*DIRECTIVE:*
Without the pictures, print each of the records below exactly as it appears.

* Begin INFORMATION SHOWN *

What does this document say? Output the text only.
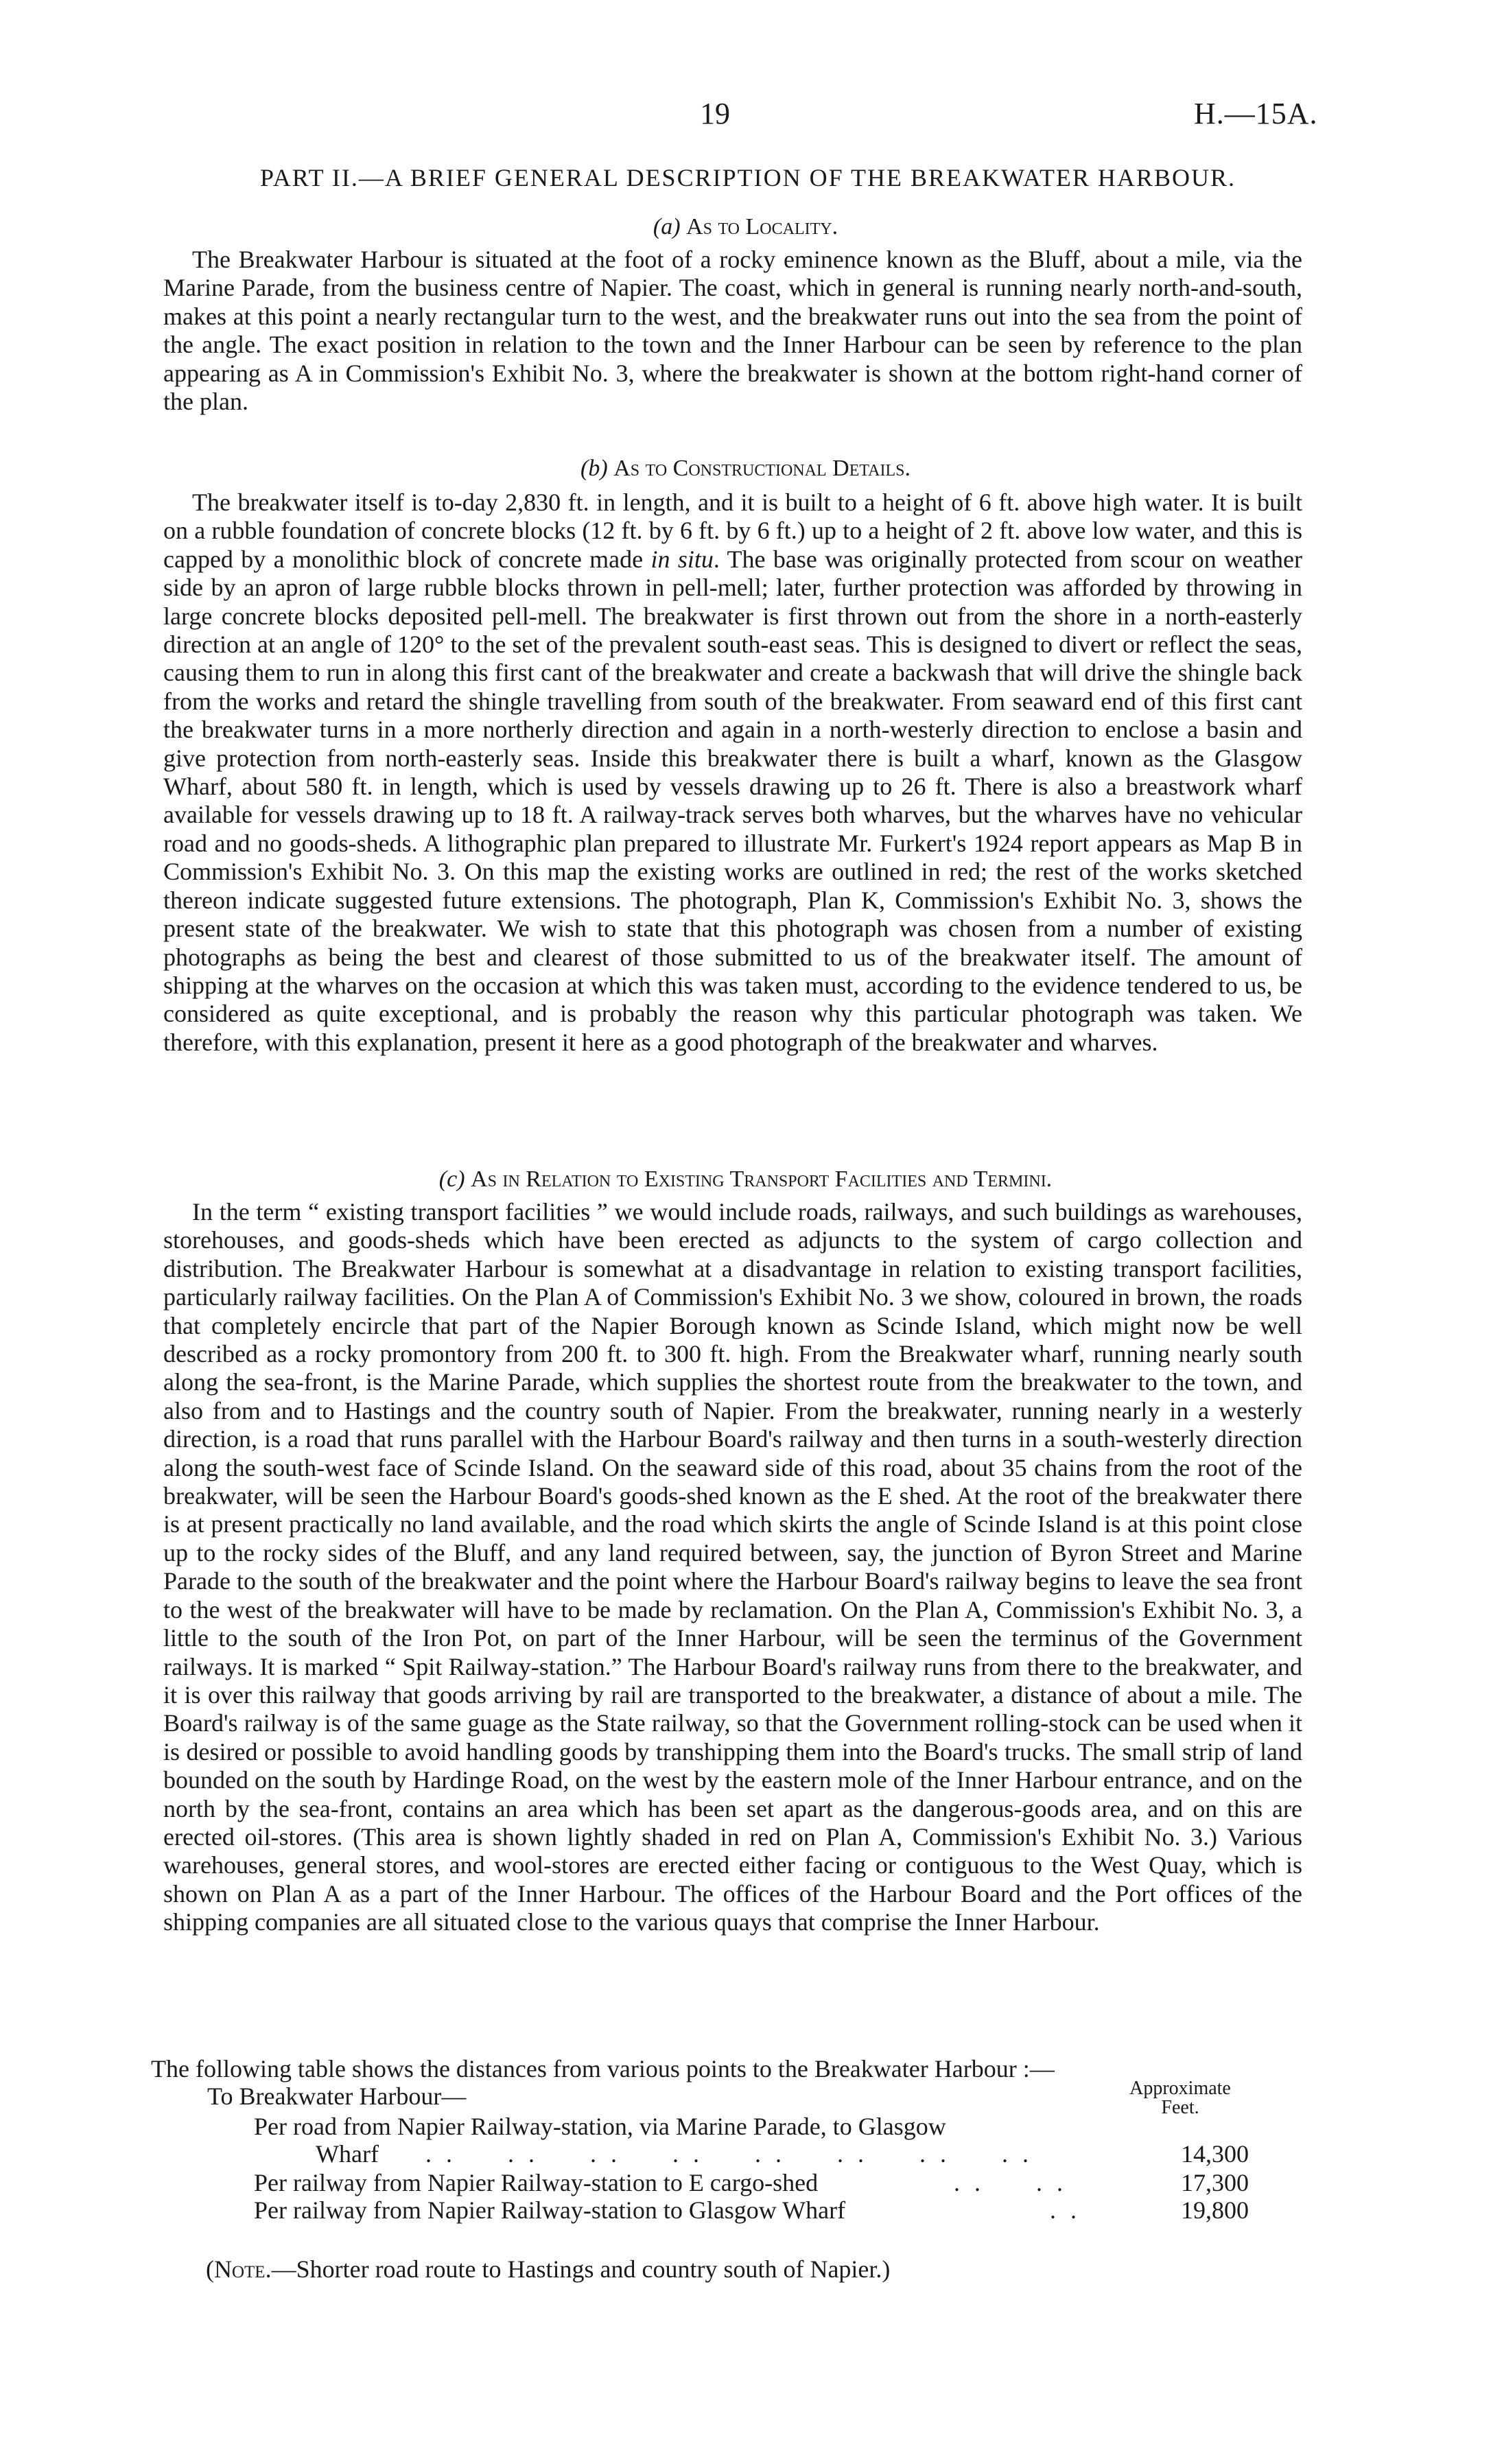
19	H.—15A.
PART II.—A BRIEF GENERAL DESCRIPTION OF THE BREAKWATER HARBOUR.
(a) As to Locality.

The Breakwater Harbour is situated at the foot of a rocky eminence known as the Bluff, about a mile, via the Marine Parade, from the business centre of Napier. The coast, which in general is running nearly north-and-south, makes at this point a nearly rectangular turn to the west, and the breakwater runs out into the sea from the point of the angle. The exact position in relation to the town and the Inner Harbour can be seen by reference to the plan appearing as A in Commission's Exhibit No. 3, where the breakwater is shown at the bottom right-hand corner of the plan.

(b) As to Constructional Details.

The breakwater itself is to-day 2,830 ft. in length, and it is built to a height of 6 ft. above high water. It is built on a rubble foundation of concrete blocks (12 ft. by 6 ft. by 6 ft.) up to a height of 2 ft. above low water, and this is capped by a monolithic block of concrete made in situ. The base was originally protected from scour on weather side by an apron of large rubble blocks thrown in pell-mell; later, further protection was afforded by throwing in large concrete blocks deposited pell-mell. The breakwater is first thrown out from the shore in a north-easterly direction at an angle of 120° to the set of the prevalent south-east seas. This is designed to divert or reflect the seas, causing them to run in along this first cant of the breakwater and create a backwash that will drive the shingle back from the works and retard the shingle travelling from south of the breakwater. From seaward end of this first cant the breakwater turns in a more northerly direction and again in a north-westerly direction to enclose a basin and give protection from north-easterly seas. Inside this breakwater there is built a wharf, known as the Glasgow Wharf, about 580 ft. in length, which is used by vessels drawing up to 26 ft. There is also a breastwork wharf available for vessels drawing up to 18 ft. A railway-track serves both wharves, but the wharves have no vehicular road and no goods-sheds. A lithographic plan prepared to illustrate Mr. Furkert's 1924 report appears as Map B in Commission's Exhibit No. 3. On this map the existing works are outlined in red; the rest of the works sketched thereon indicate suggested future extensions. The photograph, Plan K, Commission's Exhibit No. 3, shows the present state of the breakwater. We wish to state that this photograph was chosen from a number of existing photographs as being the best and clearest of those submitted to us of the breakwater itself. The amount of shipping at the wharves on the occasion at which this was taken must, according to the evidence tendered to us, be considered as quite exceptional, and is probably the reason why this particular photograph was taken. We therefore, with this explanation, present it here as a good photograph of the breakwater and wharves.

(c) As in Relation to Existing Transport Facilities and Termini.

In the term “ existing transport facilities ” we would include roads, railways, and such buildings as warehouses, storehouses, and goods-sheds which have been erected as adjuncts to the system of cargo collection and distribution. The Breakwater Harbour is somewhat at a disadvantage in relation to existing transport facilities, particularly railway facilities. On the Plan A of Commission's Exhibit No. 3 we show, coloured in brown, the roads that completely encircle that part of the Napier Borough known as Scinde Island, which might now be well described as a rocky promontory from 200 ft. to 300 ft. high. From the Breakwater wharf, running nearly south along the sea-front, is the Marine Parade, which supplies the shortest route from the breakwater to the town, and also from and to Hastings and the country south of Napier. From the breakwater, running nearly in a westerly direction, is a road that runs parallel with the Harbour Board's railway and then turns in a south-westerly direction along the south-west face of Scinde Island. On the seaward side of this road, about 35 chains from the root of the breakwater, will be seen the Harbour Board's goods-shed known as the E shed. At the root of the breakwater there is at present practically no land available, and the road which skirts the angle of Scinde Island is at this point close up to the rocky sides of the Bluff, and any land required between, say, the junction of Byron Street and Marine Parade to the south of the breakwater and the point where the Harbour Board's railway begins to leave the sea front to the west of the breakwater will have to be made by reclamation. On the Plan A, Commission's Exhibit No. 3, a little to the south of the Iron Pot, on part of the Inner Harbour, will be seen the terminus of the Government railways. It is marked “ Spit Railway-station.” The Harbour Board's railway runs from there to the breakwater, and it is over this railway that goods arriving by rail are transported to the breakwater, a distance of about a mile. The Board's railway is of the same guage as the State railway, so that the Government rolling-stock can be used when it is desired or possible to avoid handling goods by transhipping them into the Board's trucks. The small strip of land bounded on the south by Hardinge Road, on the west by the eastern mole of the Inner Harbour entrance, and on the north by the sea-front, contains an area which has been set apart as the dangerous-goods area, and on this are erected oil-stores. (This area is shown lightly shaded in red on Plan A, Commission's Exhibit No. 3.) Various warehouses, general stores, and wool-stores are erected either facing or contiguous to the West Quay, which is shown on Plan A as a part of the Inner Harbour. The offices of the Harbour Board and the Port offices of the shipping companies are all situated close to the various quays that comprise the Inner Harbour.

The following table shows the distances from various points to the Breakwater Harbour :—
To Breakwater Harbour—	Approximate
Feet.
Per road from Napier Railway-station, via Marine Parade, to Glasgow
Wharf . .     . .     . .     . .     . .     . .     . .     . .	14,300
Per railway from Napier Railway-station to E cargo-shed	. .     . .	17,300
Per railway from Napier Railway-station to Glasgow Wharf	. .	19,800
(Note.—Shorter road route to Hastings and country south of Napier.)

* End INFORMATION SHOWN *

*EXERCISE OUTPUT:*
What does this document say? Output the text only.
19	H.—15A.
PART II.—A BRIEF GENERAL DESCRIPTION OF THE BREAKWATER HARBOUR.
(a) As to Locality.

The Breakwater Harbour is situated at the foot of a rocky eminence known as the Bluff, about a mile, via the Marine Parade, from the business centre of Napier. The coast, which in general is running nearly north-and-south, makes at this point a nearly rectangular turn to the west, and the breakwater runs out into the sea from the point of the angle. The exact position in relation to the town and the Inner Harbour can be seen by reference to the plan appearing as A in Commission's Exhibit No. 3, where the breakwater is shown at the bottom right-hand corner of the plan.

(b) As to Constructional Details.

The breakwater itself is to-day 2,830 ft. in length, and it is built to a height of 6 ft. above high water. It is built on a rubble foundation of concrete blocks (12 ft. by 6 ft. by 6 ft.) up to a height of 2 ft. above low water, and this is capped by a monolithic block of concrete made in situ. The base was originally protected from scour on weather side by an apron of large rubble blocks thrown in pell-mell; later, further protection was afforded by throwing in large concrete blocks deposited pell-mell. The breakwater is first thrown out from the shore in a north-easterly direction at an angle of 120° to the set of the prevalent south-east seas. This is designed to divert or reflect the seas, causing them to run in along this first cant of the breakwater and create a backwash that will drive the shingle back from the works and retard the shingle travelling from south of the breakwater. From seaward end of this first cant the breakwater turns in a more northerly direction and again in a north-westerly direction to enclose a basin and give protection from north-easterly seas. Inside this breakwater there is built a wharf, known as the Glasgow Wharf, about 580 ft. in length, which is used by vessels drawing up to 26 ft. There is also a breastwork wharf available for vessels drawing up to 18 ft. A railway-track serves both wharves, but the wharves have no vehicular road and no goods-sheds. A lithographic plan prepared to illustrate Mr. Furkert's 1924 report appears as Map B in Commission's Exhibit No. 3. On this map the existing works are outlined in red; the rest of the works sketched thereon indicate suggested future extensions. The photograph, Plan K, Commission's Exhibit No. 3, shows the present state of the breakwater. We wish to state that this photograph was chosen from a number of existing photographs as being the best and clearest of those submitted to us of the breakwater itself. The amount of shipping at the wharves on the occasion at which this was taken must, according to the evidence tendered to us, be considered as quite exceptional, and is probably the reason why this particular photograph was taken. We therefore, with this explanation, present it here as a good photograph of the breakwater and wharves.

(c) As in Relation to Existing Transport Facilities and Termini.

In the term “ existing transport facilities ” we would include roads, railways, and such buildings as warehouses, storehouses, and goods-sheds which have been erected as adjuncts to the system of cargo collection and distribution. The Breakwater Harbour is somewhat at a disadvantage in relation to existing transport facilities, particularly railway facilities. On the Plan A of Commission's Exhibit No. 3 we show, coloured in brown, the roads that completely encircle that part of the Napier Borough known as Scinde Island, which might now be well described as a rocky promontory from 200 ft. to 300 ft. high. From the Breakwater wharf, running nearly south along the sea-front, is the Marine Parade, which supplies the shortest route from the breakwater to the town, and also from and to Hastings and the country south of Napier. From the breakwater, running nearly in a westerly direction, is a road that runs parallel with the Harbour Board's railway and then turns in a south-westerly direction along the south-west face of Scinde Island. On the seaward side of this road, about 35 chains from the root of the breakwater, will be seen the Harbour Board's goods-shed known as the E shed. At the root of the breakwater there is at present practically no land available, and the road which skirts the angle of Scinde Island is at this point close up to the rocky sides of the Bluff, and any land required between, say, the junction of Byron Street and Marine Parade to the south of the breakwater and the point where the Harbour Board's railway begins to leave the sea front to the west of the breakwater will have to be made by reclamation. On the Plan A, Commission's Exhibit No. 3, a little to the south of the Iron Pot, on part of the Inner Harbour, will be seen the terminus of the Government railways. It is marked “ Spit Railway-station.” The Harbour Board's railway runs from there to the breakwater, and it is over this railway that goods arriving by rail are transported to the breakwater, a distance of about a mile. The Board's railway is of the same guage as the State railway, so that the Government rolling-stock can be used when it is desired or possible to avoid handling goods by transhipping them into the Board's trucks. The small strip of land bounded on the south by Hardinge Road, on the west by the eastern mole of the Inner Harbour entrance, and on the north by the sea-front, contains an area which has been set apart as the dangerous-goods area, and on this are erected oil-stores. (This area is shown lightly shaded in red on Plan A, Commission's Exhibit No. 3.) Various warehouses, general stores, and wool-stores are erected either facing or contiguous to the West Quay, which is shown on Plan A as a part of the Inner Harbour. The offices of the Harbour Board and the Port offices of the shipping companies are all situated close to the various quays that comprise the Inner Harbour.

The following table shows the distances from various points to the Breakwater Harbour :—
To Breakwater Harbour—	Approximate
Feet.
Per road from Napier Railway-station, via Marine Parade, to Glasgow
Wharf . .     . .     . .     . .     . .     . .     . .     . .	14,300
Per railway from Napier Railway-station to E cargo-shed	. .     . .	17,300
Per railway from Napier Railway-station to Glasgow Wharf	. .	19,800
(Note.—Shorter road route to Hastings and country south of Napier.)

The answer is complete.